** Exercise **
Scan the records below, and wherever a line has the word "الشاملة", pull it out.

** Extracted data **
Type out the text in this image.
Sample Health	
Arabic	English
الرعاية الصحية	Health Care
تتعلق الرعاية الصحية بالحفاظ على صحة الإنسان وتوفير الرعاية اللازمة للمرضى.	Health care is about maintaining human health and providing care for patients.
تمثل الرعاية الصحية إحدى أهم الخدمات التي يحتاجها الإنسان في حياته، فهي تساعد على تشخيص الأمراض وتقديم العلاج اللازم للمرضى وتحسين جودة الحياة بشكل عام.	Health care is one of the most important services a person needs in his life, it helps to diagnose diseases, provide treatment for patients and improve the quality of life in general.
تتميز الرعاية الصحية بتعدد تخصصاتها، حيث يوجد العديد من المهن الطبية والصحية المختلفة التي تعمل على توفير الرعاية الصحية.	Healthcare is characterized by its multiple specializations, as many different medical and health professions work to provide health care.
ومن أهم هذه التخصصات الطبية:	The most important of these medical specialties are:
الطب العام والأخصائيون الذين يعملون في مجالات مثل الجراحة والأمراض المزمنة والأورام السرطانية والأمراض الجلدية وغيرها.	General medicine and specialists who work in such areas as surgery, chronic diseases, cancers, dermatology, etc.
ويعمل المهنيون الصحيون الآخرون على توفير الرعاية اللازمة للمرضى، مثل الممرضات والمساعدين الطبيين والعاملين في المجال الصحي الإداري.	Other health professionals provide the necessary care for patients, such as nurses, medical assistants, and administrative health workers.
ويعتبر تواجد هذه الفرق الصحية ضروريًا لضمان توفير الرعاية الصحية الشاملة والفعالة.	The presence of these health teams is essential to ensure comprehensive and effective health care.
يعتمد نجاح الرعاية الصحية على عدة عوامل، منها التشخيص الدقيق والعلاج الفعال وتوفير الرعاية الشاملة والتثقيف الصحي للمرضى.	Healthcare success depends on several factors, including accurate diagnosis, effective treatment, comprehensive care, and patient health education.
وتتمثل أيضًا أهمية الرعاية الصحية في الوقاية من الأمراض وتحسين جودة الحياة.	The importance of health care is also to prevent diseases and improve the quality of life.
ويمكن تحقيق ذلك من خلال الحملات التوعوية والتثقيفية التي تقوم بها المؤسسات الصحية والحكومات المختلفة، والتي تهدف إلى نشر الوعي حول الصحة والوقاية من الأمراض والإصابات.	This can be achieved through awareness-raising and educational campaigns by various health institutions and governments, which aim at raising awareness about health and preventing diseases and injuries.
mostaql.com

--

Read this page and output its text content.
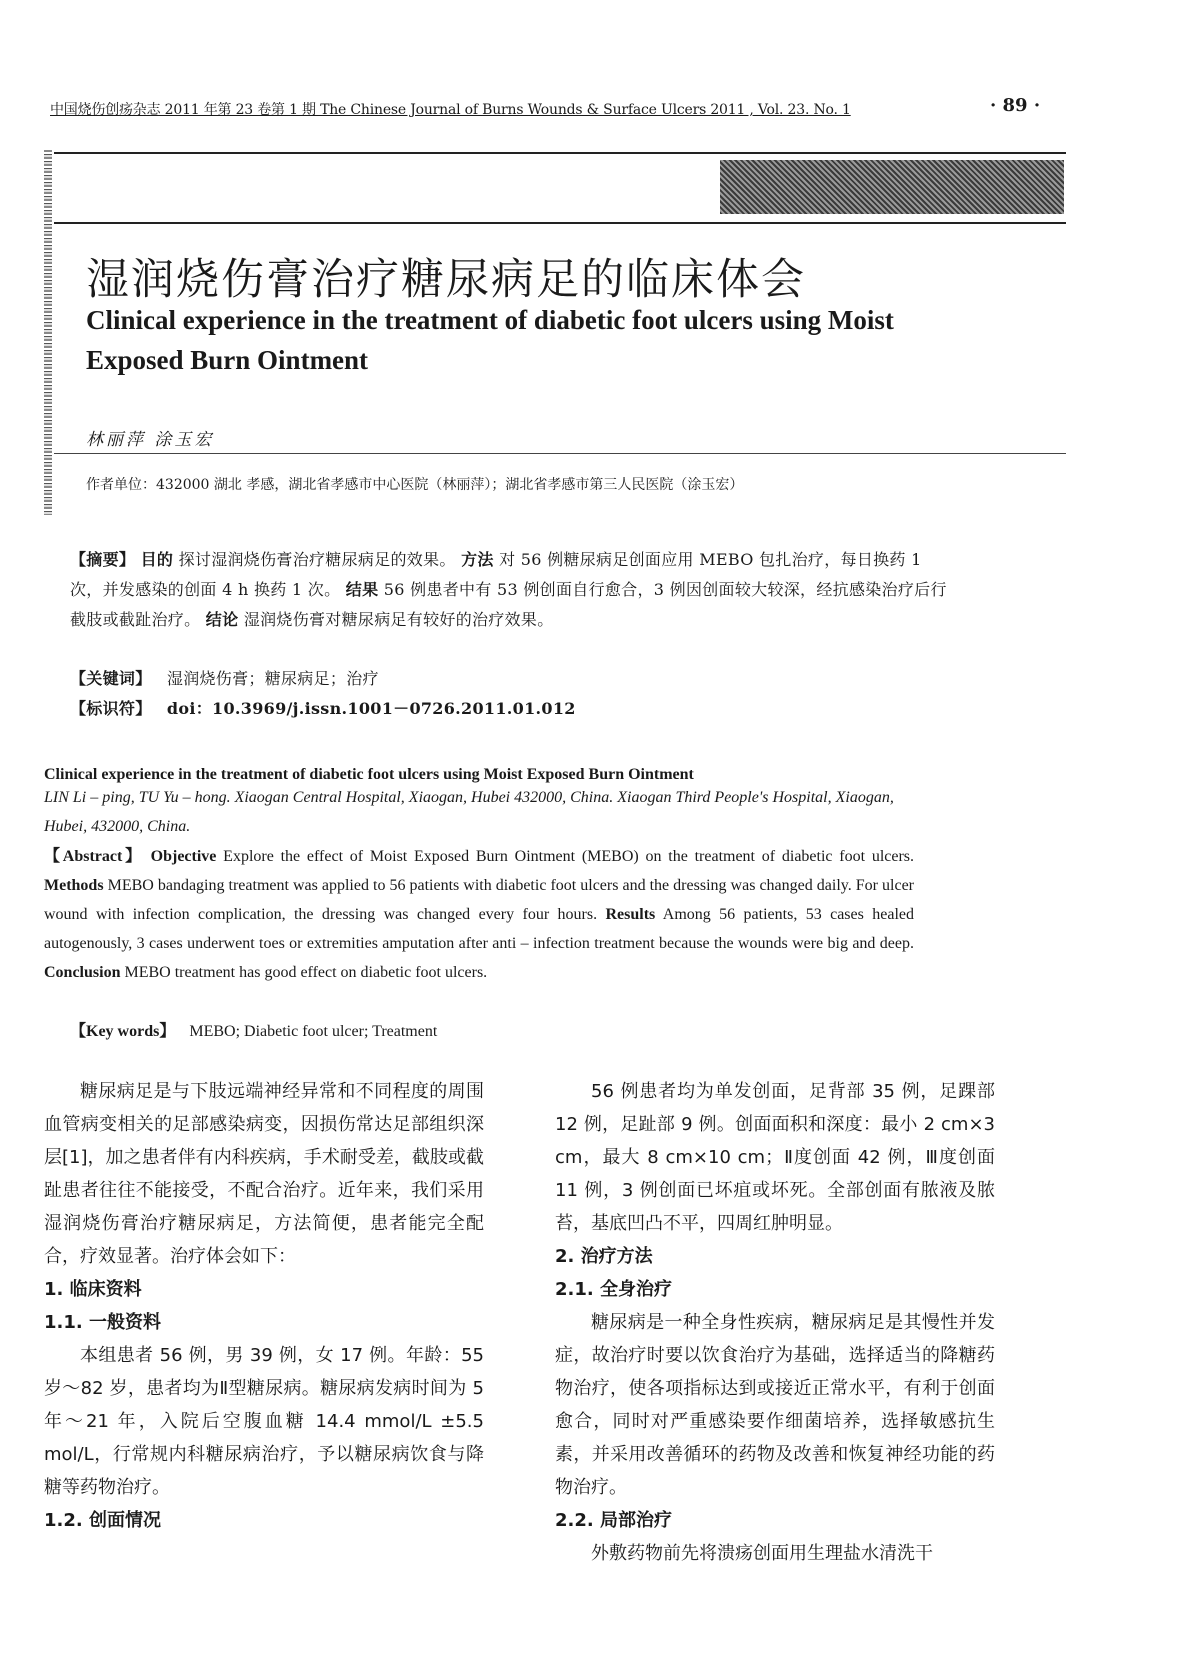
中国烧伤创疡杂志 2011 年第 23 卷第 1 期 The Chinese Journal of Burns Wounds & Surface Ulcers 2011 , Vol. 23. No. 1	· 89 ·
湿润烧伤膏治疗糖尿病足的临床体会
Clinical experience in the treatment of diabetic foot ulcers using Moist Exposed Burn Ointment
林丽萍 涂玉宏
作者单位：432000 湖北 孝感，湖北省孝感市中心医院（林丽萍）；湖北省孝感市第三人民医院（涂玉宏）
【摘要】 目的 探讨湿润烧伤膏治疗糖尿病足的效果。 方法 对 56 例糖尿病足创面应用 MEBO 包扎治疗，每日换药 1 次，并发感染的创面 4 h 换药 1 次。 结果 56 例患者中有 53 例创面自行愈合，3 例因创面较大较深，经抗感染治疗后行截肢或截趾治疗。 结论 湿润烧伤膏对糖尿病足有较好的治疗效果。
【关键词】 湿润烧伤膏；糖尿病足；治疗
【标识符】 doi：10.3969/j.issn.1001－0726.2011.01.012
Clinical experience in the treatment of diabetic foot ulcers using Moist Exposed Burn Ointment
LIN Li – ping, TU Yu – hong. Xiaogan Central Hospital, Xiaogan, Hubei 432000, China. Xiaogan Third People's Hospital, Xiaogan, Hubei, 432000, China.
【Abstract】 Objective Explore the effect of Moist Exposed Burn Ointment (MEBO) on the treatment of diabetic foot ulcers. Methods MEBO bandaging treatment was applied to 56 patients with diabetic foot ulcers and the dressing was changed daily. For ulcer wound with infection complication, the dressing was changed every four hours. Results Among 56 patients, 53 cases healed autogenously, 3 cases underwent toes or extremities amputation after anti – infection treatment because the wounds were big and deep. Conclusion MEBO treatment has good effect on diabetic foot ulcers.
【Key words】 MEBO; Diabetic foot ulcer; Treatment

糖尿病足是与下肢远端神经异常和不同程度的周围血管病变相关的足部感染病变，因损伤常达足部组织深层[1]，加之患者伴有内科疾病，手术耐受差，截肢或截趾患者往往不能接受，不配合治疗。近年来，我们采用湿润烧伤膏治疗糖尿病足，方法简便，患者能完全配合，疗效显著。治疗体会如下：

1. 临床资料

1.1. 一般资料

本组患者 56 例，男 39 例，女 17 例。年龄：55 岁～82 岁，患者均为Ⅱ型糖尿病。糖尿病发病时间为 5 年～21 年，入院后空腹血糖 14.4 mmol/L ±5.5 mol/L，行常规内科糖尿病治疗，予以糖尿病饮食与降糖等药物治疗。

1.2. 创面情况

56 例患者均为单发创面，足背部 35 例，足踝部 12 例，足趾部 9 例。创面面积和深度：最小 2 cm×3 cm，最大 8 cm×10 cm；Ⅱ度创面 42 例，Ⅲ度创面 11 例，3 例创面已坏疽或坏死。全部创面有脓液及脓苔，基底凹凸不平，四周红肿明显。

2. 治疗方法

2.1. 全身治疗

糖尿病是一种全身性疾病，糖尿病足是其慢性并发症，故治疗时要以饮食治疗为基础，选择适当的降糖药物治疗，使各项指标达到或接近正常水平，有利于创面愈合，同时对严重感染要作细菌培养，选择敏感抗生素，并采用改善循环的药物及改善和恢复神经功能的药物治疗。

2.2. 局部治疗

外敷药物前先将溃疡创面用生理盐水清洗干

** Answer section **
ويعتبر تواجد هذه الفرق الصحية ضروريًا لضمان توفير الرعاية الصحية الشاملة والفعالة.	The presence of these health teams is essential to ensure comprehensive and effective health care.
يعتمد نجاح الرعاية الصحية على عدة عوامل، منها التشخيص الدقيق والعلاج الفعال وتوفير الرعاية الشاملة والتثقيف الصحي للمرضى.	Healthcare success depends on several factors, including accurate diagnosis, effective treatment, comprehensive care, and patient health education.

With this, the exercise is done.